▶ [TEXT BLOCK]:
Hospital GP mistook cardiac symptoms for bronchitis

The patient soon had a respiratory collapse resulting in hypoxic brain injury.

A patient who repeatedly presented to a regional hospital complaining of headaches and shortness of breath was wrongly diagnosed with bronchitis by a locum emergency department GP, a disciplinary hearing has been told.

The 42-year-old soon had a respiratory collapse resulting in hypoxic brain injury, and now lives in an aged-care home requiring round-the-clock care.

The Medical Council of NSW’s Professional Standards Committee was told the patient presented at Mudgee Hospital’s emergency department three times in four days in January 2015.

On this third presentation, he saw locum GP Dr Michael Ward, who diagnosed bronchitis based on shortness of breath, although there was no cough.

Dr Ward was told by a triage nurse that the patient had intermittent chest pain. Dr Ward instead focused on the shortness of breath and did not look at an ECG given to him by the nurse.

The disciplinary committee was told Dr Ward did ask the patient about chest pain, which the patient said he did not have.

Dr Ward also said he remembered the nurse saying the patient was previously cleared of cardiac issues by different doctors during the last two ED presentations.

He prescribed prednisolone, and the patient was then discharged.

The next day, the patient had a respiratory collapse and spent three weeks in a coma.

The Professional Standards Committee said that Dr Ward should have responded to the nurse’s report of chest pain, as recorded in her notes, and at least admitted the patient for observation.

Expert witness GP Dr Jeannie Ellis said three ED presentations in four days should have been a red flag, or at least a prompt to conduct an assessment longer than 10-12 minutes.

She also criticised Dr Ward’s four-line consultation notes, saying that if a patient was being discharged after a third presentation, the decision should be justified and well-documented.

Another expert witness, GP Dr Vincent Roche, said:

There should have been, at a minimum, a short stay admission for cardiac monitoring and serial troponins, a more thorough history taken and a more thorough physical examination taken, prior to the decision to discharge the patient.

The Professional Standards Committee found Dr Ward guilty of unsatisfactory professional conduct.

However, it stressed he was “a sincere doctor committed to achieving the best results for his patients”, and that he sincerely regretted what happened to the patient.

The committee reprimanded Dr Ward and ordered him to undertake a certificate in emergency medicine before working as an emergency GP again.

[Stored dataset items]
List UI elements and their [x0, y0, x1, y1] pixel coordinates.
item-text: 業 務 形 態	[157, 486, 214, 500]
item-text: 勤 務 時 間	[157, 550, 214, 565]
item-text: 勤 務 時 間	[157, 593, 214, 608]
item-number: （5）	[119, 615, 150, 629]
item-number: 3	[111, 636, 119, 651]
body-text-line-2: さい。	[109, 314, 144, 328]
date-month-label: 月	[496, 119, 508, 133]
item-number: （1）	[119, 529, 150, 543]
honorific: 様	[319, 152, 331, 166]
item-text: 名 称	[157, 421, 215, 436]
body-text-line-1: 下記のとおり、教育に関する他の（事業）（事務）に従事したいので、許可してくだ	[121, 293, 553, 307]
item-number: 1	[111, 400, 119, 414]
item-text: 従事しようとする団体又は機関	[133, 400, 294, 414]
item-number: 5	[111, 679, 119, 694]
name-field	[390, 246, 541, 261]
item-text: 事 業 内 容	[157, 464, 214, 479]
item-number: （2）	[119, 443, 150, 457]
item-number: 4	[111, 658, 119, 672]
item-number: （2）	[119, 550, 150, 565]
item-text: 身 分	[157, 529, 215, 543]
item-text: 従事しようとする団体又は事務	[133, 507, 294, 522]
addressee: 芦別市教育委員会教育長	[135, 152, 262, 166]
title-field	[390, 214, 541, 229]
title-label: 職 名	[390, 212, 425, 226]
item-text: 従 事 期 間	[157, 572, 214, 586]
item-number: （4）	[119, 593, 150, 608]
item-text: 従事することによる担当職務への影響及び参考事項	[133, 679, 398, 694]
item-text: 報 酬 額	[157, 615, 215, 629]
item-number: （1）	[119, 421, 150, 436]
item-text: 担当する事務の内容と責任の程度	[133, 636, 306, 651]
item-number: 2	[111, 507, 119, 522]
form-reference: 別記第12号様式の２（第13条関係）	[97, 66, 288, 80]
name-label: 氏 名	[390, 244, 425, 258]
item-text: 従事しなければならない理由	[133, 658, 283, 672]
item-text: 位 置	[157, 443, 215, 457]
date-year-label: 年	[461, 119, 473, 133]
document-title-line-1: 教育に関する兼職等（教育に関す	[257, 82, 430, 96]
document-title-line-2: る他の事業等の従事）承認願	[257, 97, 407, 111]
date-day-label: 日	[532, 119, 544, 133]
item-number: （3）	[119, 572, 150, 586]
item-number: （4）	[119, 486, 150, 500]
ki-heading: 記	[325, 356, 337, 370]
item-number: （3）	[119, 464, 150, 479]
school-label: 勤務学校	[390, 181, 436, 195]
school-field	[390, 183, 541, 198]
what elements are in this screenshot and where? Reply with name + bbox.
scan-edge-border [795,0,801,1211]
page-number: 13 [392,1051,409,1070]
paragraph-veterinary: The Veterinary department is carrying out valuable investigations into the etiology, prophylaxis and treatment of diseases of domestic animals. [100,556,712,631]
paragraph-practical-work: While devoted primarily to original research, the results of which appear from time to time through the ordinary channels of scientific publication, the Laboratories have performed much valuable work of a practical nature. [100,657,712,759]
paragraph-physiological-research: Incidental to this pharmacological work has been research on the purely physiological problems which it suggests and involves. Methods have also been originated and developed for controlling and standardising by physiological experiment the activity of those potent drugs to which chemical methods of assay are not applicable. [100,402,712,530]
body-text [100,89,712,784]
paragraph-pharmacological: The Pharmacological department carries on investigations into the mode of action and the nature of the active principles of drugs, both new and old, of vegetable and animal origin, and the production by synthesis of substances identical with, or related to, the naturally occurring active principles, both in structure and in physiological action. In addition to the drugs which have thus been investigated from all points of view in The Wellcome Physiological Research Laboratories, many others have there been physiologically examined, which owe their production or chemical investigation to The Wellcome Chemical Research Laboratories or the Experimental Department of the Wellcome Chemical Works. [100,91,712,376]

▶ [LIST OF TASKS]:
a – In the article on the Mudgee Hospital misdiagnosis, what did the committee order Dr Ward to complete before working as an emergency GP again?
b – Return everything in the article on the Mudgee Hospital misdiagnosis from "On this third" down to "weeks in a coma.", copied word for word.
The records were taken from a separate source.

▶ [EXPECTED OUTPUTS]:
a – A certificate in emergency medicine.

b –
On this third presentation, he saw locum GP Dr Michael Ward, who diagnosed bronchitis based on shortness of breath, although there was no cough.

Dr Ward was told by a triage nurse that the patient had intermittent chest pain. Dr Ward instead focused on the shortness of breath and did not look at an ECG given to him by the nurse.

The disciplinary committee was told Dr Ward did ask the patient about chest pain, which the patient said he did not have.

Dr Ward also said he remembered the nurse saying the patient was previously cleared of cardiac issues by different doctors during the last two ED presentations.

He prescribed prednisolone, and the patient was then discharged.

The next day, the patient had a respiratory collapse and spent three weeks in a coma.